- _AIM OF THE EXERCISE_: Find the lines below that contain the string "Kisa". Copy each one.

- _TASK DATA_:
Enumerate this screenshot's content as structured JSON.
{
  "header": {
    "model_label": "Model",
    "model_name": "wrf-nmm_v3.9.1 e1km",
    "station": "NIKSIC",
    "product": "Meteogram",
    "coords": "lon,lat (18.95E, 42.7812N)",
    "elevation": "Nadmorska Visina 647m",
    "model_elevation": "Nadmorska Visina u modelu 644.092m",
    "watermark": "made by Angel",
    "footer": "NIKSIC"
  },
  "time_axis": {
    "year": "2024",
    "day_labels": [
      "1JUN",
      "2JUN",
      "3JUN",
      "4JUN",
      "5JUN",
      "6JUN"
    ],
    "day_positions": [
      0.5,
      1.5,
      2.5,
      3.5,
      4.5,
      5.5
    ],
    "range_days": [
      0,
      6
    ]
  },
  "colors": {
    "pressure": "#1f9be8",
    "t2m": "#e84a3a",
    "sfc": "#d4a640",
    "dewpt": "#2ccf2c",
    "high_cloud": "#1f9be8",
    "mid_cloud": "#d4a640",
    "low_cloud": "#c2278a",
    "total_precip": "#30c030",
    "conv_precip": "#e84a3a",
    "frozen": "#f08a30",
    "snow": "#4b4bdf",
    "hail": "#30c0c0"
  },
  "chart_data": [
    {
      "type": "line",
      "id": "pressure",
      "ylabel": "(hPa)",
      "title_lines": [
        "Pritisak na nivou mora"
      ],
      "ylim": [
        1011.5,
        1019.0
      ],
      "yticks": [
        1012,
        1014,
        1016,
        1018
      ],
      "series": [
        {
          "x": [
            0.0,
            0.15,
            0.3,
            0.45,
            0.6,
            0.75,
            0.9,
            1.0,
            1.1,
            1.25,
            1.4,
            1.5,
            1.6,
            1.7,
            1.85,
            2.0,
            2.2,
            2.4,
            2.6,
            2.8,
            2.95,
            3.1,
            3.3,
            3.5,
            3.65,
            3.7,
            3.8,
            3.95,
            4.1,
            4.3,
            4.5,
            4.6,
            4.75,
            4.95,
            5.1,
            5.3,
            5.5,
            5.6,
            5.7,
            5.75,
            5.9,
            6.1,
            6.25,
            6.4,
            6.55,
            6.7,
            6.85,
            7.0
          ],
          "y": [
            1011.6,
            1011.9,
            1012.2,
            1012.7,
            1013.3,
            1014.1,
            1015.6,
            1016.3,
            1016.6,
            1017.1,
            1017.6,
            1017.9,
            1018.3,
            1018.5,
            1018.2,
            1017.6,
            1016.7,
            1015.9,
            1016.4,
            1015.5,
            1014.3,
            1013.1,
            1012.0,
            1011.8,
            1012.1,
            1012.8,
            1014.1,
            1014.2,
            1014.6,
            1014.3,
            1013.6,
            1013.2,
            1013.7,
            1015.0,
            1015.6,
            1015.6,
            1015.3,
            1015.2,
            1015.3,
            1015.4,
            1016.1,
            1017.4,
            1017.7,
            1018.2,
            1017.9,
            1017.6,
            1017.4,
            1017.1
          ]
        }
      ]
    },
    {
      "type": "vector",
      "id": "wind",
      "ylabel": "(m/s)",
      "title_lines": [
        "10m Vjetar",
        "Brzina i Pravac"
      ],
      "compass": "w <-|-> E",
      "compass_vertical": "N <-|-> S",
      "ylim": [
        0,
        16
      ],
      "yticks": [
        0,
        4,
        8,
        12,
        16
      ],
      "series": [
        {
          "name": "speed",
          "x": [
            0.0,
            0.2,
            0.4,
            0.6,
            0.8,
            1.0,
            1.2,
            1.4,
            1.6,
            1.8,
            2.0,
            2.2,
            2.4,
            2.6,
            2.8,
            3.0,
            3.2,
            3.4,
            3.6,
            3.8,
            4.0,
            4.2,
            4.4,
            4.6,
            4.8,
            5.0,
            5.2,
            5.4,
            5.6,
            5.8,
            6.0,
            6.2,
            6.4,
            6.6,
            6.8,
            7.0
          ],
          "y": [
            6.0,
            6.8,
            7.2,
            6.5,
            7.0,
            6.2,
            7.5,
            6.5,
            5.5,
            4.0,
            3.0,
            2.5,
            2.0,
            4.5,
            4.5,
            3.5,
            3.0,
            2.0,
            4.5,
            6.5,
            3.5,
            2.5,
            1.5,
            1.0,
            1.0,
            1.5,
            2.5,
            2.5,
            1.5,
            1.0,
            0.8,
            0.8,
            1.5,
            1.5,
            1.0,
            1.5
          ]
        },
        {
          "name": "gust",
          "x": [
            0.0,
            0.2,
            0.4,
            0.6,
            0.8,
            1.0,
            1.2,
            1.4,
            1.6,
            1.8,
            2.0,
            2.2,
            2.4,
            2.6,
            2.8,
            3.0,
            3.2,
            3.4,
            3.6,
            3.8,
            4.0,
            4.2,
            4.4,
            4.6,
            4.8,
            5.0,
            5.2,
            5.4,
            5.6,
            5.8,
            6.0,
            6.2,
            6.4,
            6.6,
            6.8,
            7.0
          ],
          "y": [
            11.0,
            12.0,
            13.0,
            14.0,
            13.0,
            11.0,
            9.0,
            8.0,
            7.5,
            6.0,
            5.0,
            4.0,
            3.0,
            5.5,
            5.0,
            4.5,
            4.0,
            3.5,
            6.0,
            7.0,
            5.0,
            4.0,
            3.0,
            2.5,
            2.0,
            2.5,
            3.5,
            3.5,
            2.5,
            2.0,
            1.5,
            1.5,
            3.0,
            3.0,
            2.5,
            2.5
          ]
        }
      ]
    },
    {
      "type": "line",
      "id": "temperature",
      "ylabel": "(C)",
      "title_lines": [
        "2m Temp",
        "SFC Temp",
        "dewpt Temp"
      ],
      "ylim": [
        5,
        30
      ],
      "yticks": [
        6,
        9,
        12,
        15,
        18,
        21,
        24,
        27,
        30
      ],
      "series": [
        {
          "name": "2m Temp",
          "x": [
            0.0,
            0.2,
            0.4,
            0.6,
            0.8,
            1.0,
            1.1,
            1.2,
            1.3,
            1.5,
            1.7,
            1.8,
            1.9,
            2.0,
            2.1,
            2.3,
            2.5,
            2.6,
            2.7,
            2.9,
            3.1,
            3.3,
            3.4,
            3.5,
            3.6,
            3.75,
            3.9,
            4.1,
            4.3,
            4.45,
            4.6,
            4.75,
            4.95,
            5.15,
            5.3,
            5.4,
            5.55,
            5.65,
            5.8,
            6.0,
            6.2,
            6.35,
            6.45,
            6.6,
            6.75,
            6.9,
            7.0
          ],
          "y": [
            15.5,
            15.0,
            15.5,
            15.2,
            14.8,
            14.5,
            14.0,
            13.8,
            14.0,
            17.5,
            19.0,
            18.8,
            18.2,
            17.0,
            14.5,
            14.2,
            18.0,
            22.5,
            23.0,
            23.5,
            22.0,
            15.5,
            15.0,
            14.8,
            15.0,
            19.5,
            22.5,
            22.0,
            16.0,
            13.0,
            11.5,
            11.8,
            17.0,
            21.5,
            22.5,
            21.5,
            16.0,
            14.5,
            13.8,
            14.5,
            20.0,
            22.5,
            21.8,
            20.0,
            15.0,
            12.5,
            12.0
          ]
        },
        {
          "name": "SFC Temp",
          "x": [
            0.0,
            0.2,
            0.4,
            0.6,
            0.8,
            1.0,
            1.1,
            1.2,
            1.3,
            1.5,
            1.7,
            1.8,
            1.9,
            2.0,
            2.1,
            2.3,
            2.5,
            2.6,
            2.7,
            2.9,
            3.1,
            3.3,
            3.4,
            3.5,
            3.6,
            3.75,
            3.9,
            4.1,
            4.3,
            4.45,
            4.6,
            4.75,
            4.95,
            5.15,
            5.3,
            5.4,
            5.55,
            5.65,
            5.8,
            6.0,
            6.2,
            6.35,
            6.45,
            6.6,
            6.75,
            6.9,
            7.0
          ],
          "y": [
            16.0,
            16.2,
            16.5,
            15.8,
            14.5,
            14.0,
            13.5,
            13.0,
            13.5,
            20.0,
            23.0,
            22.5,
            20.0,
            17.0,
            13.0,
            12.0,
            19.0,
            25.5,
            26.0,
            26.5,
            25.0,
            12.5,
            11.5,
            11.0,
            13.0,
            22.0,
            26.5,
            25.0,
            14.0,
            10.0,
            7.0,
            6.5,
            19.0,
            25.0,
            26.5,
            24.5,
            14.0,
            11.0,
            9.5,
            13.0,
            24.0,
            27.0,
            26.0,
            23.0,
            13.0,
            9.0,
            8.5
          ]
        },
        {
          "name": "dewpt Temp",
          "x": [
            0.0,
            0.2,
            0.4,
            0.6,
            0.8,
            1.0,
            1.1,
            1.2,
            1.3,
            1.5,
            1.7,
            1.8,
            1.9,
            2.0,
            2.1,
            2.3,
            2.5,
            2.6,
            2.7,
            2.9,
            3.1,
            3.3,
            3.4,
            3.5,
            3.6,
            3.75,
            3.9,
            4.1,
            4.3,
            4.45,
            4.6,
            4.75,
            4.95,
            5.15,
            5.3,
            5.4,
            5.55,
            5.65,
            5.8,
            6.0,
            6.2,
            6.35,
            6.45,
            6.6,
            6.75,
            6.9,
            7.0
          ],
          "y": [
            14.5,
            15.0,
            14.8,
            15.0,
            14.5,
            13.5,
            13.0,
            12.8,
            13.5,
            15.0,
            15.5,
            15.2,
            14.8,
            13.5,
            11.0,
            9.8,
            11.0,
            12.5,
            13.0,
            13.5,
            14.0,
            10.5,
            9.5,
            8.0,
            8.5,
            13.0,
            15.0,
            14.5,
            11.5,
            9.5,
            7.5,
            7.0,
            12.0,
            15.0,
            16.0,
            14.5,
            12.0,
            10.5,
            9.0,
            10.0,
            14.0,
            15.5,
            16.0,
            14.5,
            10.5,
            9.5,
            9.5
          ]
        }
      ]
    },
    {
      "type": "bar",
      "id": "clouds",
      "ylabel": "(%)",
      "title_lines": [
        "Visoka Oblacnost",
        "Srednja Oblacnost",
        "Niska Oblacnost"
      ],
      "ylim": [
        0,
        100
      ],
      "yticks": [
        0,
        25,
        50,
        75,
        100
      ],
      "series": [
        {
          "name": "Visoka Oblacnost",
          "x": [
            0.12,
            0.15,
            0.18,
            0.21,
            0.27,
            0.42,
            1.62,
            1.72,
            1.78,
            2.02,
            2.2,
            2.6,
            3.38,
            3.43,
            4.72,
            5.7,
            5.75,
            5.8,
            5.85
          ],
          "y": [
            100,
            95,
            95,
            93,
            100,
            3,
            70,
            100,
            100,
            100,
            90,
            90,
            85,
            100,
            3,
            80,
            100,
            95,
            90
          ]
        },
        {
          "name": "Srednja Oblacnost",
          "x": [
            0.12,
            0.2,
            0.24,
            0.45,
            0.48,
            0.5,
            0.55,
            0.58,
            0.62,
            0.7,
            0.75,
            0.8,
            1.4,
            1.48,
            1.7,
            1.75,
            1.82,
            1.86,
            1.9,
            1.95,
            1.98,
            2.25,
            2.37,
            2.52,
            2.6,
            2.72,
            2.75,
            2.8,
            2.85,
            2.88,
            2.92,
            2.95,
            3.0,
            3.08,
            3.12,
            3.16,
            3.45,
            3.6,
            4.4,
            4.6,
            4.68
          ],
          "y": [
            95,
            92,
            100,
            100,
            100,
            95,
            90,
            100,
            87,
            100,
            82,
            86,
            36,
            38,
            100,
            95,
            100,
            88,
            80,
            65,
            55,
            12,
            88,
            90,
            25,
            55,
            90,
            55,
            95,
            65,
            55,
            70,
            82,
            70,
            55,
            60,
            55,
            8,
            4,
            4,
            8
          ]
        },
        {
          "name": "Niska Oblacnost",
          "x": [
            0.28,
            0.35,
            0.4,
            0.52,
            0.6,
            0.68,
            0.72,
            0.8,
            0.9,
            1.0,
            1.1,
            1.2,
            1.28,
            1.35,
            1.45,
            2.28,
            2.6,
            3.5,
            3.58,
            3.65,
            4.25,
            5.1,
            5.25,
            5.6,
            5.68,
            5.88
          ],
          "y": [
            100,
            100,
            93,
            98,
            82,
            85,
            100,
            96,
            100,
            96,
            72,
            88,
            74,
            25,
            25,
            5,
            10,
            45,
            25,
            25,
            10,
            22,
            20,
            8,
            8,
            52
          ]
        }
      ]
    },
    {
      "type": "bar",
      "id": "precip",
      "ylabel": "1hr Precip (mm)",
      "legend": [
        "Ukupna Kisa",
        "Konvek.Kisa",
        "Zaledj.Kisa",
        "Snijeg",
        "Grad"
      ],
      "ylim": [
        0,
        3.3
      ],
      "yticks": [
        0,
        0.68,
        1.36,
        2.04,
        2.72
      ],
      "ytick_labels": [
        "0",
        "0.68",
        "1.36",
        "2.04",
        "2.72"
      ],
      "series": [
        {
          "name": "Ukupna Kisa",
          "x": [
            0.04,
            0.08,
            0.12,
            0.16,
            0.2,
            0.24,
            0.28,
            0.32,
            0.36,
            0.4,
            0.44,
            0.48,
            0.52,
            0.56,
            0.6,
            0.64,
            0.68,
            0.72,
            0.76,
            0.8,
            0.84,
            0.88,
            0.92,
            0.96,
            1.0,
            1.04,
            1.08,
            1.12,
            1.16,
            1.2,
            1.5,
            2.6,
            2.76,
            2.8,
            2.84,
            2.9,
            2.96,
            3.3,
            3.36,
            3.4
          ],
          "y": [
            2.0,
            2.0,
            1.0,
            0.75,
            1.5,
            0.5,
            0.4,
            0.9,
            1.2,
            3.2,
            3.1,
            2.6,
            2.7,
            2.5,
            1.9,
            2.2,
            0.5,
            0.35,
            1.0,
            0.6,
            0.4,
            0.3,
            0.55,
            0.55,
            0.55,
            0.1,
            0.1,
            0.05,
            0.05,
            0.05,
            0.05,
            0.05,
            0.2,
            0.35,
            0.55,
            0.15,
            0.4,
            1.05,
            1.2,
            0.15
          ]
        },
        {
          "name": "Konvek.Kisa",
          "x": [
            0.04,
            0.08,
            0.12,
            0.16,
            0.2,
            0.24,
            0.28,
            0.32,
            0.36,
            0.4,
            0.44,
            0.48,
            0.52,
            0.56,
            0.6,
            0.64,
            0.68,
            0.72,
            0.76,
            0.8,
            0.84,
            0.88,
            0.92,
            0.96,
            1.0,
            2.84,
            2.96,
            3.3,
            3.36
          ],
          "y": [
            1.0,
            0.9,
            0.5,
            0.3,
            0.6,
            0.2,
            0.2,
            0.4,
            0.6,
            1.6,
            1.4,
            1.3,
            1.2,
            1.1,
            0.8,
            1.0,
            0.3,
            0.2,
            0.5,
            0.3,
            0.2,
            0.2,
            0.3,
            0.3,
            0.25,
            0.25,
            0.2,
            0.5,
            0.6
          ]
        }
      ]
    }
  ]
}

- _SOLUTION FOR THIS TASK_:
        "Ukupna Kisa",
        "Konvek.Kisa",
        "Zaledj.Kisa",
          "name": "Ukupna Kisa",
          "name": "Konvek.Kisa",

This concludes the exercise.